**Problem details**
For each line below that includes the word "οποία", make a copy.

[START Supplied material]

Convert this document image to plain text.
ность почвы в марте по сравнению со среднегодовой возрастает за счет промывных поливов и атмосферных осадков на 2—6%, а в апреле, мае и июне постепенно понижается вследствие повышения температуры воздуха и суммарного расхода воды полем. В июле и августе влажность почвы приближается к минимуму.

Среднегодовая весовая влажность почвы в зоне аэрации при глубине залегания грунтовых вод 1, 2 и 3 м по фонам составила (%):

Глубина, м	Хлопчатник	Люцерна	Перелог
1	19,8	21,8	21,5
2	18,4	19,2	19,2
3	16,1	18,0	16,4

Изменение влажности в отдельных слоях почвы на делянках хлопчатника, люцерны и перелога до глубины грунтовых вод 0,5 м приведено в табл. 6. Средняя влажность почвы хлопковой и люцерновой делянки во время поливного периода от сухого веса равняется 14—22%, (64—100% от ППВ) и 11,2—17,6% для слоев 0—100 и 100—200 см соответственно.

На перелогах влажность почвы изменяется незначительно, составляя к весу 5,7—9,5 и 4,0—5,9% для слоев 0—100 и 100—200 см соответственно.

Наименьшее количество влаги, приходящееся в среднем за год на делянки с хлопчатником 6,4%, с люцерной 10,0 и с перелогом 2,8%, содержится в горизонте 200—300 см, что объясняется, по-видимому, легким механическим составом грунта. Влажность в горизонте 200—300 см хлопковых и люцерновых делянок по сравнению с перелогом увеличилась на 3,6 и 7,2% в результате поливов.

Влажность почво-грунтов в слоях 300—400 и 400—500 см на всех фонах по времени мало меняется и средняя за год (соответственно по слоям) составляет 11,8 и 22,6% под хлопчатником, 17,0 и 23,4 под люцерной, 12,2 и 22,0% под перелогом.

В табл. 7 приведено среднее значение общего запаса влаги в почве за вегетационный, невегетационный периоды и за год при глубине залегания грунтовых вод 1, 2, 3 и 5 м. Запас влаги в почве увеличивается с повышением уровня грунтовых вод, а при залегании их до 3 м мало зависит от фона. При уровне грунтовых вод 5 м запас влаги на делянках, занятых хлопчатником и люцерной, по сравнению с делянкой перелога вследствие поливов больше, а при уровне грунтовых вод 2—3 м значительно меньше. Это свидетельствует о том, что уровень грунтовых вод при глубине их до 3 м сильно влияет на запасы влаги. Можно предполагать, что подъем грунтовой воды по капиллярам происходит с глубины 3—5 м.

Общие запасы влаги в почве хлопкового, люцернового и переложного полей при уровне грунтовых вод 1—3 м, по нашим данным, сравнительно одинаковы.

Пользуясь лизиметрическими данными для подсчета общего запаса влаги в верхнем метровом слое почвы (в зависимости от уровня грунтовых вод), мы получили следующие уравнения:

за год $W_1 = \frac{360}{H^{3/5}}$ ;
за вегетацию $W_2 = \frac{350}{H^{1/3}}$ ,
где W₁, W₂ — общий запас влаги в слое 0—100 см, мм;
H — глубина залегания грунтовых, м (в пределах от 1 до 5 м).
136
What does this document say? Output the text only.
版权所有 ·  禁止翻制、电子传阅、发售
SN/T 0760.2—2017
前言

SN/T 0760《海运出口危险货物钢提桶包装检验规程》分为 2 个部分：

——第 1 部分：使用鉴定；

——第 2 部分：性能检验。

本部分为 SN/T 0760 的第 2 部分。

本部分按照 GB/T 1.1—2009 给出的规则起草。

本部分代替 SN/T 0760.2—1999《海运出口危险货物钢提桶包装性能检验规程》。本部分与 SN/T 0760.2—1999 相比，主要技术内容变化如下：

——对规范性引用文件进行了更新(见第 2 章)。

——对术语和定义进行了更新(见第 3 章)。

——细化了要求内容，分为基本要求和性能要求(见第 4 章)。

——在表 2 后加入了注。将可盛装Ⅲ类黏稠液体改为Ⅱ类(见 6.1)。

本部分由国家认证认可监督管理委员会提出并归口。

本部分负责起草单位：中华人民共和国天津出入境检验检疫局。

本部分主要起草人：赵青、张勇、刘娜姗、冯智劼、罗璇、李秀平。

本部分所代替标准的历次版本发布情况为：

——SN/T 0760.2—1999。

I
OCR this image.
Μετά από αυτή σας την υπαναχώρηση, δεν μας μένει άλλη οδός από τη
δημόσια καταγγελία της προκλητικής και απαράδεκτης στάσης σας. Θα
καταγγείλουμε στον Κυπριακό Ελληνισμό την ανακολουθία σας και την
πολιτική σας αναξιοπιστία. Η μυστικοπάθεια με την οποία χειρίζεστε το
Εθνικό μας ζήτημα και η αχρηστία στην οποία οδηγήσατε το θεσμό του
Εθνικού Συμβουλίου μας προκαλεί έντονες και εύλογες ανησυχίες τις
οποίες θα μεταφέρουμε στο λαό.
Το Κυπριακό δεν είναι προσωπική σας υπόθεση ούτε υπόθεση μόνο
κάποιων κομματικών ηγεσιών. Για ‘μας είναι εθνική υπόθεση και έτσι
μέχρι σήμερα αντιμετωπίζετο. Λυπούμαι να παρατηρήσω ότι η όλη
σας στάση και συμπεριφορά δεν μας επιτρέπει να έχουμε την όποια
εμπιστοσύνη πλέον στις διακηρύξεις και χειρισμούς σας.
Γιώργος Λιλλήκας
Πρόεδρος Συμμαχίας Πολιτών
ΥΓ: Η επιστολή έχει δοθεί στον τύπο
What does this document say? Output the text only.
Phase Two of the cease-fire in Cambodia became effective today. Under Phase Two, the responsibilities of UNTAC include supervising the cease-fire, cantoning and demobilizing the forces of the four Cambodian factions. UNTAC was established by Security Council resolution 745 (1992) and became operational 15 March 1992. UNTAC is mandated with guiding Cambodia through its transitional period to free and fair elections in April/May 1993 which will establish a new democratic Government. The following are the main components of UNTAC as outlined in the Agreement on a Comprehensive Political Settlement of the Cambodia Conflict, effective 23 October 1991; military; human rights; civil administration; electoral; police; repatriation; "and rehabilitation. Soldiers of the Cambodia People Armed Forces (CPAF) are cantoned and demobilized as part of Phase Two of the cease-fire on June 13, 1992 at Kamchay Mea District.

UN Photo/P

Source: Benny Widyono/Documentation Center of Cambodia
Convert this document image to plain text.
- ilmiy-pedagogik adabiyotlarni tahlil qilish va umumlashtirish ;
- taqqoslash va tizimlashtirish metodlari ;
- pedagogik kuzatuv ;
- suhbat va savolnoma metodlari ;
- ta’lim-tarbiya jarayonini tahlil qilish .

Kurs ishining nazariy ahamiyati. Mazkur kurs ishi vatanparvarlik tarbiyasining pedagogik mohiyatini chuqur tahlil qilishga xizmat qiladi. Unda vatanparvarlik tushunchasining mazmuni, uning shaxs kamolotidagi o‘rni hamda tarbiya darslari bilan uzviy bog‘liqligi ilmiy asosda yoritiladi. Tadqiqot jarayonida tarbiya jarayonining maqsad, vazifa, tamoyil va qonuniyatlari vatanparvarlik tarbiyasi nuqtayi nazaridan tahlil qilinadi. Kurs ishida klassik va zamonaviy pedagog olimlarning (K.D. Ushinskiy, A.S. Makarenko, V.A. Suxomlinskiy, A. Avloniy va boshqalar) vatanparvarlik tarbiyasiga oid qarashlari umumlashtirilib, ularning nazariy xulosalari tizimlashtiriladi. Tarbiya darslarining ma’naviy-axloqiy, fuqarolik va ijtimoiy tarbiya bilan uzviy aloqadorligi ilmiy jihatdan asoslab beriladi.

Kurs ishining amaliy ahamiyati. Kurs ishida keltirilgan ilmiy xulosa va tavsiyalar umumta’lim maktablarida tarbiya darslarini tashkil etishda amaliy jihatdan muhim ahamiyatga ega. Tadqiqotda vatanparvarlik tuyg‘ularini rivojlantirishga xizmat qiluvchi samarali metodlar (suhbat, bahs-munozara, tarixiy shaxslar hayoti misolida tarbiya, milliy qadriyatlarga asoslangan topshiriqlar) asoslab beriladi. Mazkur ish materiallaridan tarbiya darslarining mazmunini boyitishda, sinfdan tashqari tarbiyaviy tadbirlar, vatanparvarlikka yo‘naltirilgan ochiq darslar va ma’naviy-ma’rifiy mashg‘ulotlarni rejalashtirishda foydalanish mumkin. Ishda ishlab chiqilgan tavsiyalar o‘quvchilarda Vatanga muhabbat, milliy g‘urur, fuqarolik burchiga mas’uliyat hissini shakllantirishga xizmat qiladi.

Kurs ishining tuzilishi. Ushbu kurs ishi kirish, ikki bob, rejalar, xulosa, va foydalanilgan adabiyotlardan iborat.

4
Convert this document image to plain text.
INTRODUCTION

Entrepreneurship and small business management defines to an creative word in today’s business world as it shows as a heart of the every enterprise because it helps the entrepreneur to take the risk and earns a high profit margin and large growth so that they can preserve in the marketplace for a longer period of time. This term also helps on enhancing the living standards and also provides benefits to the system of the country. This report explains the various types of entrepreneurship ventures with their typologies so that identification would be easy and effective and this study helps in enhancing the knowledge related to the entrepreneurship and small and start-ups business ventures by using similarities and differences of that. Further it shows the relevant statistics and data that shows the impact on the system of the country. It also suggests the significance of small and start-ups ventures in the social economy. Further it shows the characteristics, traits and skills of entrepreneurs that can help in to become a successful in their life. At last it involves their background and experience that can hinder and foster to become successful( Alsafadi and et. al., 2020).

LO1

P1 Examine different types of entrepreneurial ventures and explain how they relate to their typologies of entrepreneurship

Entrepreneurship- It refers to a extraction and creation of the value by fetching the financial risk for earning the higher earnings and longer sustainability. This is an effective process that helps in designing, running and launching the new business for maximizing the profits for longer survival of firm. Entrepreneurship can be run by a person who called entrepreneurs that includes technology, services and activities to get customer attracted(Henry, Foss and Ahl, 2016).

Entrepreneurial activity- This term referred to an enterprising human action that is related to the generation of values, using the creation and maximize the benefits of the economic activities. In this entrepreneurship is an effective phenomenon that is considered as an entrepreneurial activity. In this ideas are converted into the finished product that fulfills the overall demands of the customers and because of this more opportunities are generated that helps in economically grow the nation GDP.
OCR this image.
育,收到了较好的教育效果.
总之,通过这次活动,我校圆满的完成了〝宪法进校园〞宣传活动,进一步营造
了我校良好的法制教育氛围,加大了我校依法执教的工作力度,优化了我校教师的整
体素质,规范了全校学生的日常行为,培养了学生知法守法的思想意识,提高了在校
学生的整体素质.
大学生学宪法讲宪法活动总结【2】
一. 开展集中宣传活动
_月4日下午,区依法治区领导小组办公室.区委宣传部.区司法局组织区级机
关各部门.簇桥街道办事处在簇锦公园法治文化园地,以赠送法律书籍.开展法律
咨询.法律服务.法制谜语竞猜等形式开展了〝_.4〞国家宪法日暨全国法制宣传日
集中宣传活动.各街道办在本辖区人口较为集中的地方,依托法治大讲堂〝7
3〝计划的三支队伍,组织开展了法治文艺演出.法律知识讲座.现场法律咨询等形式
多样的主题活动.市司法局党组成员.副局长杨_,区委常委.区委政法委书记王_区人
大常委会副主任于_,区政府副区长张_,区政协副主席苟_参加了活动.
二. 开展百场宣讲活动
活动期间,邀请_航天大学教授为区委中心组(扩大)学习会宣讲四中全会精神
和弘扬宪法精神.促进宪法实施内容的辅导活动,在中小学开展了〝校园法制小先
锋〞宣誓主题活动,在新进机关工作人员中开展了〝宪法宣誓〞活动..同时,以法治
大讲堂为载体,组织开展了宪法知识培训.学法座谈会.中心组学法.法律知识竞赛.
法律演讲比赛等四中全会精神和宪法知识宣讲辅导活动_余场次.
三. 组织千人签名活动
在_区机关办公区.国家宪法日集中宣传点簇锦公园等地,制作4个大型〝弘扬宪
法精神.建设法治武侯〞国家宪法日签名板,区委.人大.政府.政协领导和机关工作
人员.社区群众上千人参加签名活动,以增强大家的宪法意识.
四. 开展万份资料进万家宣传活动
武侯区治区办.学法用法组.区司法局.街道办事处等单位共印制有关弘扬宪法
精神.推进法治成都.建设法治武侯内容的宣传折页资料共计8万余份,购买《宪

[END Supplied material]

**Output for this task**
πολιτική σας αναξιοπιστία. Η μυστικοπάθεια με την οποία χειρίζεστε το
Εθνικό μας ζήτημα και η αχρηστία στην οποία οδηγήσατε το θεσμό του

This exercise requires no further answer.